**Set task**
Collect each line of the records containing the string "more".

Stored data
——
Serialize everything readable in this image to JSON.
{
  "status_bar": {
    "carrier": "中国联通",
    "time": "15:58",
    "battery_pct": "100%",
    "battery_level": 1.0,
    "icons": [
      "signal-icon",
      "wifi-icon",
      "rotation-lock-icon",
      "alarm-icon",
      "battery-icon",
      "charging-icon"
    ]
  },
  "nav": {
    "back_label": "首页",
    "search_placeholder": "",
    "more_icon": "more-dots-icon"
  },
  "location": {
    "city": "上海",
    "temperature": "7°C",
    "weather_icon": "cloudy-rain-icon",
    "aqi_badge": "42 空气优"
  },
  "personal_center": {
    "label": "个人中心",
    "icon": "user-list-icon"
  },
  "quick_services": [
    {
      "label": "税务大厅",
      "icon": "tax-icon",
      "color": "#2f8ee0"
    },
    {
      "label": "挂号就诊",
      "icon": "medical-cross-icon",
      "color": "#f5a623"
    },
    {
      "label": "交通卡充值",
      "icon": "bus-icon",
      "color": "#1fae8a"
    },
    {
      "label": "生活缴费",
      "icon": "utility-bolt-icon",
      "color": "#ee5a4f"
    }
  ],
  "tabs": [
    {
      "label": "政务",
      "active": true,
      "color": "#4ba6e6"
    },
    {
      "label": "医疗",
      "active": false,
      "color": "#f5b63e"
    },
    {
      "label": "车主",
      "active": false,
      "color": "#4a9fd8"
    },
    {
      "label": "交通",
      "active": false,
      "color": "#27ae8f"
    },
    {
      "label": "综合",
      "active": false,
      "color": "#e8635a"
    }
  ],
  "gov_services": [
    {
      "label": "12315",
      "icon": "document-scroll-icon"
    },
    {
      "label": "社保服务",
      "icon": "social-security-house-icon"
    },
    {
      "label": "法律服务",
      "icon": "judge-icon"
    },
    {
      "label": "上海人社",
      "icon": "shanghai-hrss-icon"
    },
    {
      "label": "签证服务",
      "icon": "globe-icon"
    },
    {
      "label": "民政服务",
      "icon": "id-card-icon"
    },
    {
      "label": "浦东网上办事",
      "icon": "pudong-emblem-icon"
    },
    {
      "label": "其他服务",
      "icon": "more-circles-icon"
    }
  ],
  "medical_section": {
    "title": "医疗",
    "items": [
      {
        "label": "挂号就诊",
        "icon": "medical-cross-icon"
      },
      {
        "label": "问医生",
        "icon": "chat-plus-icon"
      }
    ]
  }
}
——
**Output of the exercise**
    "more_icon": "more-dots-icon"
      "icon": "more-circles-icon"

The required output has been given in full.